**TASK GOAL**
Restate the listing that follows word for word, without its pictures.

**SUPPLIED MATERIAL**
- - -

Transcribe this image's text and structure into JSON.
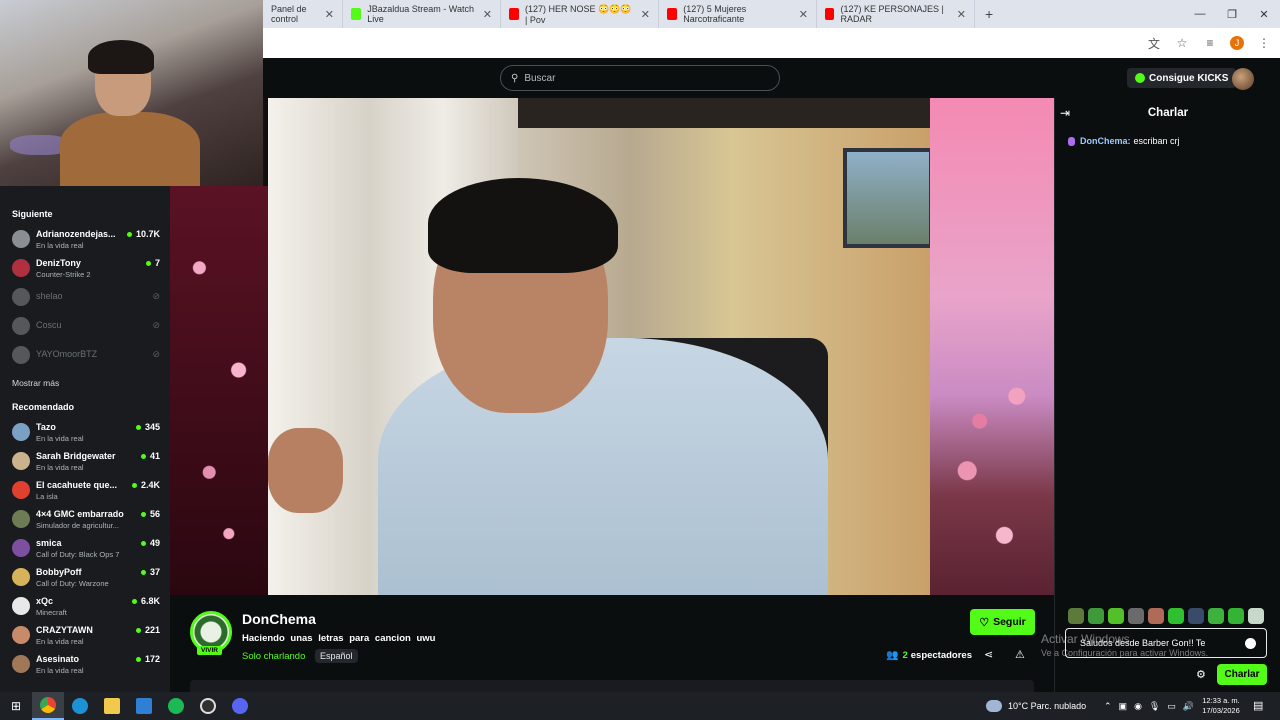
{
  "browser": {
    "tabs": [
      {
        "label": "Panel de control",
        "color": "#ff0000"
      },
      {
        "label": "JBazaldua Stream - Watch Live",
        "color": "#53fc18"
      },
      {
        "label": "(127) HER NOSE 😳😳😳 | Pov",
        "color": "#ff0000"
      },
      {
        "label": "(127) 5 Mujeres Narcotraficante",
        "color": "#ff0000"
      },
      {
        "label": "(127) KE PERSONAJES | RADAR",
        "color": "#ff0000"
      }
    ],
    "new_tab": "+",
    "profile_initial": "J"
  },
  "header": {
    "search_placeholder": "Buscar",
    "kicks_label": "Consigue KICKS"
  },
  "sidebar": {
    "following_title": "Siguiente",
    "following": [
      {
        "name": "Adrianozendejas...",
        "category": "En la vida real",
        "viewers": "10.7K",
        "avatar": "#8a8f94"
      },
      {
        "name": "DenizTony",
        "category": "Counter-Strike 2",
        "viewers": "7",
        "avatar": "#b03040"
      },
      {
        "name": "shelao",
        "category": "",
        "viewers": "",
        "avatar": "#777"
      },
      {
        "name": "Coscu",
        "category": "",
        "viewers": "",
        "avatar": "#777"
      },
      {
        "name": "YAYOmoorBTZ",
        "category": "",
        "viewers": "",
        "avatar": "#777"
      }
    ],
    "show_more": "Mostrar más",
    "recommended_title": "Recomendado",
    "recommended": [
      {
        "name": "Tazo",
        "category": "En la vida real",
        "viewers": "345",
        "avatar": "#7aa0c4"
      },
      {
        "name": "Sarah Bridgewater",
        "category": "En la vida real",
        "viewers": "41",
        "avatar": "#c9b28c"
      },
      {
        "name": "El cacahuete que...",
        "category": "La isla",
        "viewers": "2.4K",
        "avatar": "#e04030"
      },
      {
        "name": "4×4 GMC embarrado",
        "category": "Simulador de agricultur...",
        "viewers": "56",
        "avatar": "#6e7c55"
      },
      {
        "name": "smica",
        "category": "Call of Duty: Black Ops 7",
        "viewers": "49",
        "avatar": "#7c4fa0"
      },
      {
        "name": "BobbyPoff",
        "category": "Call of Duty: Warzone",
        "viewers": "37",
        "avatar": "#d6b35a"
      },
      {
        "name": "xQc",
        "category": "Minecraft",
        "viewers": "6.8K",
        "avatar": "#e8e8e8"
      },
      {
        "name": "CRAZYTAWN",
        "category": "En la vida real",
        "viewers": "221",
        "avatar": "#c98a6a"
      },
      {
        "name": "Asesinato",
        "category": "En la vida real",
        "viewers": "172",
        "avatar": "#a07858"
      }
    ]
  },
  "stream": {
    "channel": "DonChema",
    "live_badge": "VIVIR",
    "title": "Haciendo unas letras para cancion uwu",
    "category": "Solo charlando",
    "language": "Español",
    "viewers": "2",
    "viewers_label": "espectadores",
    "follow_label": "Seguir"
  },
  "chat": {
    "title": "Charlar",
    "messages": [
      {
        "user": "DonChema:",
        "text": "escriban crj"
      }
    ],
    "input_value": "Saludos desde Barber Gon!! Te",
    "send_label": "Charlar",
    "watermark_line1": "Activar Windows",
    "watermark_line2": "Ve a Configuración para activar Windows."
  },
  "taskbar": {
    "weather": "10°C  Parc. nublado",
    "time": "12:33 a. m.",
    "date": "17/03/2026"
  }
}
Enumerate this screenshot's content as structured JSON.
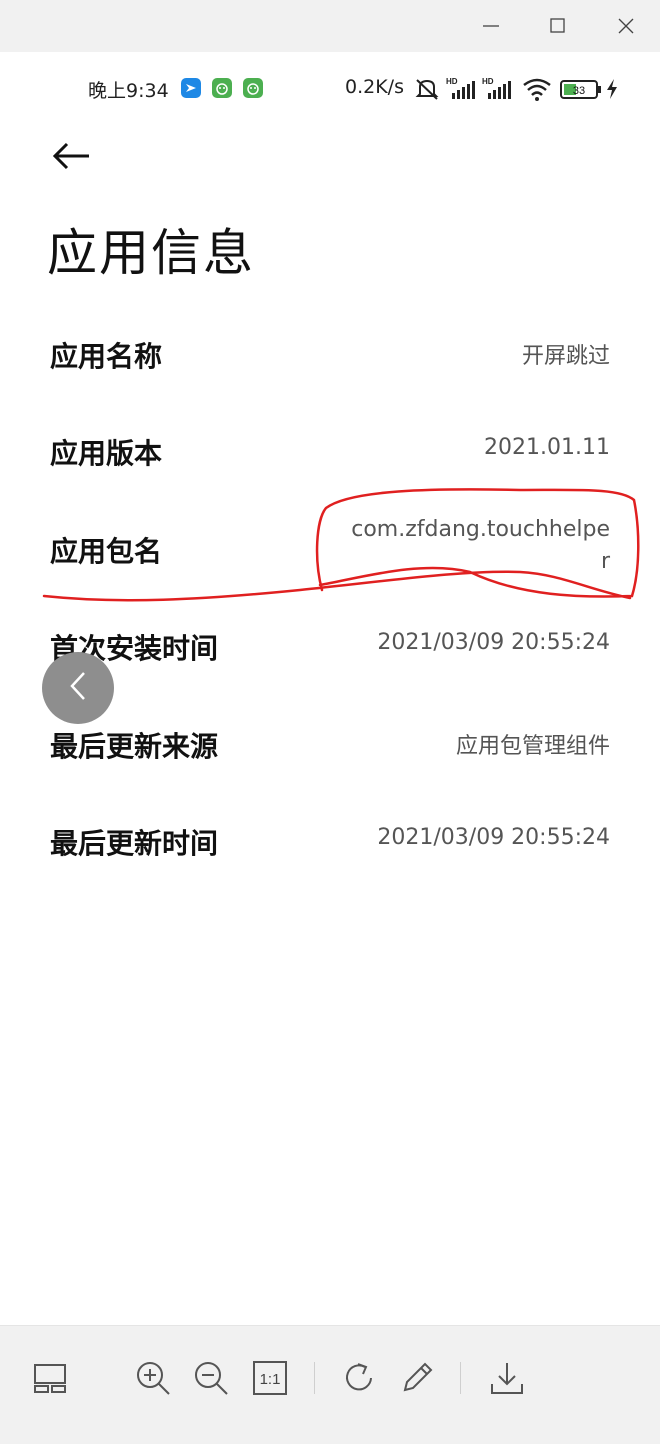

- - -

**EXPECTED ANSWER**
Transcribe this image's text and structure into JSON.
{
  "browser": {
    "tabs": [
      {
        "label": "Panel de control",
        "color": "#ff0000"
      },
      {
        "label": "JBazaldua Stream - Watch Live",
        "color": "#53fc18"
      },
      {
        "label": "(127) HER NOSE 😳😳😳 | Pov",
        "color": "#ff0000"
      },
      {
        "label": "(127) 5 Mujeres Narcotraficante",
        "color": "#ff0000"
      },
      {
        "label": "(127) KE PERSONAJES | RADAR",
        "color": "#ff0000"
      }
    ],
    "new_tab": "+",
    "profile_initial": "J"
  },
  "header": {
    "search_placeholder": "Buscar",
    "kicks_label": "Consigue KICKS"
  },
  "sidebar": {
    "following_title": "Siguiente",
    "following": [
      {
        "name": "Adrianozendejas...",
        "category": "En la vida real",
        "viewers": "10.7K",
        "avatar": "#8a8f94"
      },
      {
        "name": "DenizTony",
        "category": "Counter-Strike 2",
        "viewers": "7",
        "avatar": "#b03040"
      },
      {
        "name": "shelao",
        "category": "",
        "viewers": "",
        "avatar": "#777"
      },
      {
        "name": "Coscu",
        "category": "",
        "viewers": "",
        "avatar": "#777"
      },
      {
        "name": "YAYOmoorBTZ",
        "category": "",
        "viewers": "",
        "avatar": "#777"
      }
    ],
    "show_more": "Mostrar más",
    "recommended_title": "Recomendado",
    "recommended": [
      {
        "name": "Tazo",
        "category": "En la vida real",
        "viewers": "345",
        "avatar": "#7aa0c4"
      },
      {
        "name": "Sarah Bridgewater",
        "category": "En la vida real",
        "viewers": "41",
        "avatar": "#c9b28c"
      },
      {
        "name": "El cacahuete que...",
        "category": "La isla",
        "viewers": "2.4K",
        "avatar": "#e04030"
      },
      {
        "name": "4×4 GMC embarrado",
        "category": "Simulador de agricultur...",
        "viewers": "56",
        "avatar": "#6e7c55"
      },
      {
        "name": "smica",
        "category": "Call of Duty: Black Ops 7",
        "viewers": "49",
        "avatar": "#7c4fa0"
      },
      {
        "name": "BobbyPoff",
        "category": "Call of Duty: Warzone",
        "viewers": "37",
        "avatar": "#d6b35a"
      },
      {
        "name": "xQc",
        "category": "Minecraft",
        "viewers": "6.8K",
        "avatar": "#e8e8e8"
      },
      {
        "name": "CRAZYTAWN",
        "category": "En la vida real",
        "viewers": "221",
        "avatar": "#c98a6a"
      },
      {
        "name": "Asesinato",
        "category": "En la vida real",
        "viewers": "172",
        "avatar": "#a07858"
      }
    ]
  },
  "stream": {
    "channel": "DonChema",
    "live_badge": "VIVIR",
    "title": "Haciendo unas letras para cancion uwu",
    "category": "Solo charlando",
    "language": "Español",
    "viewers": "2",
    "viewers_label": "espectadores",
    "follow_label": "Seguir"
  },
  "chat": {
    "title": "Charlar",
    "messages": [
      {
        "user": "DonChema:",
        "text": "escriban crj"
      }
    ],
    "input_value": "Saludos desde Barber Gon!! Te",
    "send_label": "Charlar",
    "watermark_line1": "Activar Windows",
    "watermark_line2": "Ve a Configuración para activar Windows."
  },
  "taskbar": {
    "weather": "10°C  Parc. nublado",
    "time": "12:33 a. m.",
    "date": "17/03/2026"
  }
}
Enumerate this screenshot's content as structured JSON.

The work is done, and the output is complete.